> SHORT PROBLEM
Every line in the listing is to be echoed verbatim.

> MATERIAL
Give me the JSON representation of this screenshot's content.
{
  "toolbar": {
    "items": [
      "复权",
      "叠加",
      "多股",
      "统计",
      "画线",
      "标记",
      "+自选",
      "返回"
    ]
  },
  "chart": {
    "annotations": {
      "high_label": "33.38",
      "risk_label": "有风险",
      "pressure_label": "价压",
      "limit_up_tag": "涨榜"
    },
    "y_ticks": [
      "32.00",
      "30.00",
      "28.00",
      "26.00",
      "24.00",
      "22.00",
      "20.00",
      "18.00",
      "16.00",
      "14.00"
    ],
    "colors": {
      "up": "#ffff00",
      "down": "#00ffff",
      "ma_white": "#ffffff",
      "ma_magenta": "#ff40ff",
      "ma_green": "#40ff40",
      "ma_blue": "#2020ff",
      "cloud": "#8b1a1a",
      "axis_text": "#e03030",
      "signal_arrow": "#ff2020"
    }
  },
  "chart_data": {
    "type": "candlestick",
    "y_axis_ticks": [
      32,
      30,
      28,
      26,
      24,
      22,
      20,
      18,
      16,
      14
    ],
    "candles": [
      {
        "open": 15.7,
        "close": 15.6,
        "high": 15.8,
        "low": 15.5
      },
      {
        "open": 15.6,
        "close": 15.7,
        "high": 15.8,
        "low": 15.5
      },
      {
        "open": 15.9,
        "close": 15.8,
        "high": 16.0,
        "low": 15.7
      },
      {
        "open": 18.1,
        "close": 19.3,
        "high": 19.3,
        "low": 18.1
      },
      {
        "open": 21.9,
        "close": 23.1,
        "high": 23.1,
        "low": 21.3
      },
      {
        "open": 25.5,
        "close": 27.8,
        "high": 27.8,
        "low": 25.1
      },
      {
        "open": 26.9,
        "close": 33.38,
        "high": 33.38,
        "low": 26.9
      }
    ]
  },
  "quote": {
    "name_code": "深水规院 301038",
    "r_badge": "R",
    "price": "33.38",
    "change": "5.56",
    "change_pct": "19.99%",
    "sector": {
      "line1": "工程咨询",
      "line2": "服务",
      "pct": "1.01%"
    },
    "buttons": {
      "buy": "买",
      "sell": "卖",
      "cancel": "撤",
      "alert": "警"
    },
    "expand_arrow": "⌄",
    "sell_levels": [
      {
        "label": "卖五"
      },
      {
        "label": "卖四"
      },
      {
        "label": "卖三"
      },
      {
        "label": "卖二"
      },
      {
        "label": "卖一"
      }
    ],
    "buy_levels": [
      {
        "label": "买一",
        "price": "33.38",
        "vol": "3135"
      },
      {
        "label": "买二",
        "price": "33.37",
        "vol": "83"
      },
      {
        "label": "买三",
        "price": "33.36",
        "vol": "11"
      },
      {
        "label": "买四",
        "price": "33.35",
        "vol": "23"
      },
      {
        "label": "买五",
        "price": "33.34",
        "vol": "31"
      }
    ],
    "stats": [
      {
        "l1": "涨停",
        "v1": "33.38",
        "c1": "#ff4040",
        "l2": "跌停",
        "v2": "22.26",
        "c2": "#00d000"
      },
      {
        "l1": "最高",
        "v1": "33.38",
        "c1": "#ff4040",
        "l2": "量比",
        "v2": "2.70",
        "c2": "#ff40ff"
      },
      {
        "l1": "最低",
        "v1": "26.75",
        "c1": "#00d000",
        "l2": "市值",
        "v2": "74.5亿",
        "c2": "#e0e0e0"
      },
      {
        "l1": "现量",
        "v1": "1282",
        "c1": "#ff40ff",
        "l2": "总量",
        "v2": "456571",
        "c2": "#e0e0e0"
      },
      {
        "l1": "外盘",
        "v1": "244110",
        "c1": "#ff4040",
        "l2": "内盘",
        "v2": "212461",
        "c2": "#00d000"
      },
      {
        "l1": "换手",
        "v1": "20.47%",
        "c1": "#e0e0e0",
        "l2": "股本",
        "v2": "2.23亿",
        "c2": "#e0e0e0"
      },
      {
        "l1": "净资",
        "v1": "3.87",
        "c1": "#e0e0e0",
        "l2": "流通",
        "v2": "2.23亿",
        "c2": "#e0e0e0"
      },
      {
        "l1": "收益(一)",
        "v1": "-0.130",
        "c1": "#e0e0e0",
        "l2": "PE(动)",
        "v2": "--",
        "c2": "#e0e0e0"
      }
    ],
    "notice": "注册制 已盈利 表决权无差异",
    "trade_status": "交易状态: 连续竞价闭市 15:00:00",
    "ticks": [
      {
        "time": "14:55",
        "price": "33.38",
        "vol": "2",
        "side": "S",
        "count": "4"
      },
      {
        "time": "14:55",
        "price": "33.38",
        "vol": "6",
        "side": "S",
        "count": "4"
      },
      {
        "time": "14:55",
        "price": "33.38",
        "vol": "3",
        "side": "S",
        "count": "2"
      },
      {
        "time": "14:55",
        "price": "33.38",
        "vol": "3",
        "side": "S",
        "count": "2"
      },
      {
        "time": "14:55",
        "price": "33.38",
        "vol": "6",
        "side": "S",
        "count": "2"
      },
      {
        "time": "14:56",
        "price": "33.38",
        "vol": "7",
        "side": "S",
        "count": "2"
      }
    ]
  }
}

> RESULT OF THIS TASK
Give me the JSON representation of this screenshot's content.
{
  "toolbar": {
    "items": [
      "复权",
      "叠加",
      "多股",
      "统计",
      "画线",
      "标记",
      "+自选",
      "返回"
    ]
  },
  "chart": {
    "annotations": {
      "high_label": "33.38",
      "risk_label": "有风险",
      "pressure_label": "价压",
      "limit_up_tag": "涨榜"
    },
    "y_ticks": [
      "32.00",
      "30.00",
      "28.00",
      "26.00",
      "24.00",
      "22.00",
      "20.00",
      "18.00",
      "16.00",
      "14.00"
    ],
    "colors": {
      "up": "#ffff00",
      "down": "#00ffff",
      "ma_white": "#ffffff",
      "ma_magenta": "#ff40ff",
      "ma_green": "#40ff40",
      "ma_blue": "#2020ff",
      "cloud": "#8b1a1a",
      "axis_text": "#e03030",
      "signal_arrow": "#ff2020"
    }
  },
  "chart_data": {
    "type": "candlestick",
    "y_axis_ticks": [
      32,
      30,
      28,
      26,
      24,
      22,
      20,
      18,
      16,
      14
    ],
    "candles": [
      {
        "open": 15.7,
        "close": 15.6,
        "high": 15.8,
        "low": 15.5
      },
      {
        "open": 15.6,
        "close": 15.7,
        "high": 15.8,
        "low": 15.5
      },
      {
        "open": 15.9,
        "close": 15.8,
        "high": 16.0,
        "low": 15.7
      },
      {
        "open": 18.1,
        "close": 19.3,
        "high": 19.3,
        "low": 18.1
      },
      {
        "open": 21.9,
        "close": 23.1,
        "high": 23.1,
        "low": 21.3
      },
      {
        "open": 25.5,
        "close": 27.8,
        "high": 27.8,
        "low": 25.1
      },
      {
        "open": 26.9,
        "close": 33.38,
        "high": 33.38,
        "low": 26.9
      }
    ]
  },
  "quote": {
    "name_code": "深水规院 301038",
    "r_badge": "R",
    "price": "33.38",
    "change": "5.56",
    "change_pct": "19.99%",
    "sector": {
      "line1": "工程咨询",
      "line2": "服务",
      "pct": "1.01%"
    },
    "buttons": {
      "buy": "买",
      "sell": "卖",
      "cancel": "撤",
      "alert": "警"
    },
    "expand_arrow": "⌄",
    "sell_levels": [
      {
        "label": "卖五"
      },
      {
        "label": "卖四"
      },
      {
        "label": "卖三"
      },
      {
        "label": "卖二"
      },
      {
        "label": "卖一"
      }
    ],
    "buy_levels": [
      {
        "label": "买一",
        "price": "33.38",
        "vol": "3135"
      },
      {
        "label": "买二",
        "price": "33.37",
        "vol": "83"
      },
      {
        "label": "买三",
        "price": "33.36",
        "vol": "11"
      },
      {
        "label": "买四",
        "price": "33.35",
        "vol": "23"
      },
      {
        "label": "买五",
        "price": "33.34",
        "vol": "31"
      }
    ],
    "stats": [
      {
        "l1": "涨停",
        "v1": "33.38",
        "c1": "#ff4040",
        "l2": "跌停",
        "v2": "22.26",
        "c2": "#00d000"
      },
      {
        "l1": "最高",
        "v1": "33.38",
        "c1": "#ff4040",
        "l2": "量比",
        "v2": "2.70",
        "c2": "#ff40ff"
      },
      {
        "l1": "最低",
        "v1": "26.75",
        "c1": "#00d000",
        "l2": "市值",
        "v2": "74.5亿",
        "c2": "#e0e0e0"
      },
      {
        "l1": "现量",
        "v1": "1282",
        "c1": "#ff40ff",
        "l2": "总量",
        "v2": "456571",
        "c2": "#e0e0e0"
      },
      {
        "l1": "外盘",
        "v1": "244110",
        "c1": "#ff4040",
        "l2": "内盘",
        "v2": "212461",
        "c2": "#00d000"
      },
      {
        "l1": "换手",
        "v1": "20.47%",
        "c1": "#e0e0e0",
        "l2": "股本",
        "v2": "2.23亿",
        "c2": "#e0e0e0"
      },
      {
        "l1": "净资",
        "v1": "3.87",
        "c1": "#e0e0e0",
        "l2": "流通",
        "v2": "2.23亿",
        "c2": "#e0e0e0"
      },
      {
        "l1": "收益(一)",
        "v1": "-0.130",
        "c1": "#e0e0e0",
        "l2": "PE(动)",
        "v2": "--",
        "c2": "#e0e0e0"
      }
    ],
    "notice": "注册制 已盈利 表决权无差异",
    "trade_status": "交易状态: 连续竞价闭市 15:00:00",
    "ticks": [
      {
        "time": "14:55",
        "price": "33.38",
        "vol": "2",
        "side": "S",
        "count": "4"
      },
      {
        "time": "14:55",
        "price": "33.38",
        "vol": "6",
        "side": "S",
        "count": "4"
      },
      {
        "time": "14:55",
        "price": "33.38",
        "vol": "3",
        "side": "S",
        "count": "2"
      },
      {
        "time": "14:55",
        "price": "33.38",
        "vol": "3",
        "side": "S",
        "count": "2"
      },
      {
        "time": "14:55",
        "price": "33.38",
        "vol": "6",
        "side": "S",
        "count": "2"
      },
      {
        "time": "14:56",
        "price": "33.38",
        "vol": "7",
        "side": "S",
        "count": "2"
      }
    ]
  }
}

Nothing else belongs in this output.